Records of document pages |
☆ ☆ ☆

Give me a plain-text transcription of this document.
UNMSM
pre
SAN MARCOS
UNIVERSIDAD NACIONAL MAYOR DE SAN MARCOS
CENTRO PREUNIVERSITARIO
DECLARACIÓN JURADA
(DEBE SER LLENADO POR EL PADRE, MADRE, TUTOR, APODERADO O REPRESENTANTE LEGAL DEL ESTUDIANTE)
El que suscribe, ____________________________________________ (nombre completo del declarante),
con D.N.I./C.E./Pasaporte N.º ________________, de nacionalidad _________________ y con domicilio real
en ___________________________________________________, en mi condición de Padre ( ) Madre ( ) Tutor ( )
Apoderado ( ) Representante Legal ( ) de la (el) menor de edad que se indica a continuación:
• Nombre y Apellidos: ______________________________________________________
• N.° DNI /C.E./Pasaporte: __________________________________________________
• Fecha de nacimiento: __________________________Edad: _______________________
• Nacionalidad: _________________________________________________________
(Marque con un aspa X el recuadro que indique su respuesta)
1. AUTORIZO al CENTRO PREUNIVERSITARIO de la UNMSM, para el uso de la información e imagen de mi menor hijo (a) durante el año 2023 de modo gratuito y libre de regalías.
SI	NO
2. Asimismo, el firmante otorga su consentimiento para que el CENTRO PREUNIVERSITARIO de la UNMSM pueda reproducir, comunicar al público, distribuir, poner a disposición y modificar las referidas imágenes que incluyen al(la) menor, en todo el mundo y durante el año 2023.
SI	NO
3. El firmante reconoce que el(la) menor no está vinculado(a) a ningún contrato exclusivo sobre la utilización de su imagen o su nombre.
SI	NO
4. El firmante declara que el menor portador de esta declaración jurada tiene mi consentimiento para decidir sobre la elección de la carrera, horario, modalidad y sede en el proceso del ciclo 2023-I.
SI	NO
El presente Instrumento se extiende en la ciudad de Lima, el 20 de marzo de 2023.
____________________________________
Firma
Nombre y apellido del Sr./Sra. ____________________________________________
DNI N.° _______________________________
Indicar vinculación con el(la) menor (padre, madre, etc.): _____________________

☆ ☆ ☆

PROBLEM | Every line above should be duplicated exactly as it stands.

RESPONSE FOR THIS EXERCISE |
Give me a plain-text transcription of this document.
UNMSM
pre
SAN MARCOS
UNIVERSIDAD NACIONAL MAYOR DE SAN MARCOS
CENTRO PREUNIVERSITARIO
DECLARACIÓN JURADA
(DEBE SER LLENADO POR EL PADRE, MADRE, TUTOR, APODERADO O REPRESENTANTE LEGAL DEL ESTUDIANTE)
El que suscribe, ____________________________________________ (nombre completo del declarante),
con D.N.I./C.E./Pasaporte N.º ________________, de nacionalidad _________________ y con domicilio real
en ___________________________________________________, en mi condición de Padre ( ) Madre ( ) Tutor ( )
Apoderado ( ) Representante Legal ( ) de la (el) menor de edad que se indica a continuación:
• Nombre y Apellidos: ______________________________________________________
• N.° DNI /C.E./Pasaporte: __________________________________________________
• Fecha de nacimiento: __________________________Edad: _______________________
• Nacionalidad: _________________________________________________________
(Marque con un aspa X el recuadro que indique su respuesta)
1. AUTORIZO al CENTRO PREUNIVERSITARIO de la UNMSM, para el uso de la información e imagen de mi menor hijo (a) durante el año 2023 de modo gratuito y libre de regalías.
SI	NO
2. Asimismo, el firmante otorga su consentimiento para que el CENTRO PREUNIVERSITARIO de la UNMSM pueda reproducir, comunicar al público, distribuir, poner a disposición y modificar las referidas imágenes que incluyen al(la) menor, en todo el mundo y durante el año 2023.
SI	NO
3. El firmante reconoce que el(la) menor no está vinculado(a) a ningún contrato exclusivo sobre la utilización de su imagen o su nombre.
SI	NO
4. El firmante declara que el menor portador de esta declaración jurada tiene mi consentimiento para decidir sobre la elección de la carrera, horario, modalidad y sede en el proceso del ciclo 2023-I.
SI	NO
El presente Instrumento se extiende en la ciudad de Lima, el 20 de marzo de 2023.
____________________________________
Firma
Nombre y apellido del Sr./Sra. ____________________________________________
DNI N.° _______________________________
Indicar vinculación con el(la) menor (padre, madre, etc.): _____________________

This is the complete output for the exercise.